[Textauszug]

● ● ● ● ● ● ●

Örtliche Lage und äußere Anlage der Kolonie.1

260 Werst von der Gouvernementsstadt Cherson in westlicher Richtung, 45 Werst nördlich von der Kreisstadt Tiraspol und 10 Werst nördlich von dem am Dnjestr gelegenen Provinialstädtchen Grigoriopol, liegt die Kolonie Glücksthal. Da dieselbe in einer Thalmulde liegt und zwar in einem Seitenthälchen des von Bergdorf nach Grigoriopol in südwestlicher Richtung sich hinziehenden Thales Tschornenko, so kann sie nur von einer auf der Südseite liegenden Anhöhe aus übersehen werden. Von hier aus betrachtet, hat Glücksthal eine romantische Lage.
Hier lag einst vor der Ansiedlung der Deutschen das Moldowanerdorf Glinnoi, wie die deutsche Kolonie heute noch von den Russen benannt wird.
Schon von 1804 an begann die Einwanderung der Deutschen in dem zur ersten Ansiedlung angewiesenen armenischen Städtchen Grigoriopol, dicht am Dniestr gelegen. 3 württembergische Familien bildeten den Anfang. Zu denselben gesellten sich im Jahre 1805 von den in Ovidiopol angekommenen Württembergern noch 67 Familien. Anno 1806 kamen aus Warschau 9 Auswandererfamilien dazu, im Jahre 1807 aus Ungarn 24 Familien und in den folgenden Jahren 1808 und 1809 noch mehrere Familien direkt aus dem Ausland. So befanden sich im Jahre der Ansiedlung der Kolonie 1809 im Ganzen 106 deutsche Familien, 2727 männliche, 253 weibliche, zusammen 525 Seelen in Grigoriopol, welche von hier aus zunächst in das Moldowanerdorf Glinnoi umgesiedelt wurden.
Der ursprüngliche Plan der Regierung war der, daß diese Ansiedler in Grigoriopol bleiben und sich mit den Armeniern verschmelzen sollten. Aeußerlich hätten die deutschen Kolonisten in mancher Hinsicht dabei gewonnen. Aber es entstanden bald Streitigkeiten zwischen den Armeniern und den Deutschen und da sie sich nicht untereinander vertragen konnten, so fand der damalige Stadtgouverneur von Odessa, der Herzog von Richelieu, dem die Sache vorgestellt wurde, es für besser, die Deutschen von den Armeniern zu trennen und sie mehr auf der Mitte des ihnen zugemessenen Kronslandes, in dem Dorfe Glinnoi, 10 Werst von Grigoriopol anzusiedeln. Die Moldowaner dagegen wurden aus Glinnoi nach Grigoriopol in die dortigen Wohnungen der Deutschen versetzt.
Der damalige Fürsorger der Deutschen, der nachmalige Staatsrath Herr von Rosenkampf, soll zu den Deutschen nach der Umsiedlung gesagt haben: „Das ist euer Glück, daß ihr hierher verpflanzt worden seid !“ Daraus nahm er Veranlassung, die Kolonie „Glücksthal“ zu benennen, welcher Name auch von der hohen Regierung bestätigt wurde.

● ● ● ● ● ● ●

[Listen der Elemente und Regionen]
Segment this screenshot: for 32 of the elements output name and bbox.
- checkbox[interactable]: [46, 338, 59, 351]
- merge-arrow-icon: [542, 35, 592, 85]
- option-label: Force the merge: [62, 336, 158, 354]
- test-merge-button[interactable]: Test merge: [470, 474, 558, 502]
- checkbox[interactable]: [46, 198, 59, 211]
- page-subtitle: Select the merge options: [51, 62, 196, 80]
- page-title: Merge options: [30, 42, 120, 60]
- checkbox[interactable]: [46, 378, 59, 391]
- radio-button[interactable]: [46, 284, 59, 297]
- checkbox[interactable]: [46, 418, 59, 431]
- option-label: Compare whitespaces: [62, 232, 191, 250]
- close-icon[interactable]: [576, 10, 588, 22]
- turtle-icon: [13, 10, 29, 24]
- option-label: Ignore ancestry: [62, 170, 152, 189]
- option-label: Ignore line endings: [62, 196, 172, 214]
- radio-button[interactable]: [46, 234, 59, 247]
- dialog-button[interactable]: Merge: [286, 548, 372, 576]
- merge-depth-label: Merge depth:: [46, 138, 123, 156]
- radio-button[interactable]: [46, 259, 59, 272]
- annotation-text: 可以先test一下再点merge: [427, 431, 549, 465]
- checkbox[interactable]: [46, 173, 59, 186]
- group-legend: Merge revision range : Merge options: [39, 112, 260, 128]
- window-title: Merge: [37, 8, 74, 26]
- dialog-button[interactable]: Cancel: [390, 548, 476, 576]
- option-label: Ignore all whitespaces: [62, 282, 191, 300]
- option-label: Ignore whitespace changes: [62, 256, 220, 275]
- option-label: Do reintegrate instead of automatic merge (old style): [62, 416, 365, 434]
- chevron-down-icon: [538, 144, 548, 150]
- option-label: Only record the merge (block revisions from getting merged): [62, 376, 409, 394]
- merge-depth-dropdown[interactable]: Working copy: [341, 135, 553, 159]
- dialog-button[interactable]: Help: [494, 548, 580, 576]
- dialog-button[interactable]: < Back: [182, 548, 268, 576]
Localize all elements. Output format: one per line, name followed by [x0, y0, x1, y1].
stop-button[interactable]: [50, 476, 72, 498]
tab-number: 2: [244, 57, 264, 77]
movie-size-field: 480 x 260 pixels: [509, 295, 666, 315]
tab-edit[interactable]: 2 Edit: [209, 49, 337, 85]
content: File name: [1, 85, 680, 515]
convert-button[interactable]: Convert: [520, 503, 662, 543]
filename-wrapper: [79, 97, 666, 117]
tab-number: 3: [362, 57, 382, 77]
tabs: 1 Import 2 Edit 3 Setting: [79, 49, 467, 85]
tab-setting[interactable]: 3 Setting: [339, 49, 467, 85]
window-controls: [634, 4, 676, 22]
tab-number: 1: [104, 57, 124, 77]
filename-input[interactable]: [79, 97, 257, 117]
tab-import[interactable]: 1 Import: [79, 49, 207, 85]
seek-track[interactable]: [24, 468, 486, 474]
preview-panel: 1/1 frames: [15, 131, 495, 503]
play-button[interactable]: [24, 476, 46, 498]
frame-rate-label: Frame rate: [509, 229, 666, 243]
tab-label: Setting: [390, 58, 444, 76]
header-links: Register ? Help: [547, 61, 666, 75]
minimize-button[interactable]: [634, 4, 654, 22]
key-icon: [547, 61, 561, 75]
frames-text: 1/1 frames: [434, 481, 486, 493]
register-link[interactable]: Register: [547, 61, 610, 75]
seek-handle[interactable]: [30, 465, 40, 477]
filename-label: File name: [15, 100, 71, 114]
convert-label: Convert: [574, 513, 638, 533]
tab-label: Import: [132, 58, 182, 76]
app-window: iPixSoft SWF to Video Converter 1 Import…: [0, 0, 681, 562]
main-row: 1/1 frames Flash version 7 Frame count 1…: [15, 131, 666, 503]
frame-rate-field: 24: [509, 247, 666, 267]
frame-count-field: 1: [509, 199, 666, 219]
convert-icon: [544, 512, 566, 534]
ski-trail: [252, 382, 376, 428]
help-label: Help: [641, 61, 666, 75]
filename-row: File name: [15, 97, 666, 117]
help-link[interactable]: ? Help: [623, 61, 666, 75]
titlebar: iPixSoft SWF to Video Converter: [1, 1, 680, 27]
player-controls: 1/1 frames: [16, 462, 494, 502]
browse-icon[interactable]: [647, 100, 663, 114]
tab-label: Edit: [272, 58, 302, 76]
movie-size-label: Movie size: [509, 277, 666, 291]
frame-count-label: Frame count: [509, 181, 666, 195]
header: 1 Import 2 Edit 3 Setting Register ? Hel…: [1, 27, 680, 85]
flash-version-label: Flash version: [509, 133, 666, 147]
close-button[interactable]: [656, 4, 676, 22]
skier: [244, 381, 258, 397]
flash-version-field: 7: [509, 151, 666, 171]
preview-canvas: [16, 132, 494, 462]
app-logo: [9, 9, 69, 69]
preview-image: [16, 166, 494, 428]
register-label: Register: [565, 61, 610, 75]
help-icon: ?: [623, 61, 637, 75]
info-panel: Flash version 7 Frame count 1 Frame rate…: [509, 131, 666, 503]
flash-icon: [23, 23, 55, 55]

● ● ● ● ● ● ●

[Aufgabe] Schreibe den Textauszug über die deutsche Kolonie bei Grigoriopol von „Örtliche Lage und“ bis einschließlich „eine romantische Lage.“ erneut ab. Ersetze dabei „Glücksthal“ durch „Glückstal“.

[Lösung]
Örtliche Lage und äußere Anlage der Kolonie.1

260 Werst von der Gouvernementsstadt Cherson in westlicher Richtung, 45 Werst nördlich von der Kreisstadt Tiraspol und 10 Werst nördlich von dem am Dnjestr gelegenen Provinialstädtchen Grigoriopol, liegt die Kolonie Glückstal. Da dieselbe in einer Thalmulde liegt und zwar in einem Seitenthälchen des von Bergdorf nach Grigoriopol in südwestlicher Richtung sich hinziehenden Thales Tschornenko, so kann sie nur von einer auf der Südseite liegenden Anhöhe aus übersehen werden. Von hier aus betrachtet, hat Glückstal eine romantische Lage.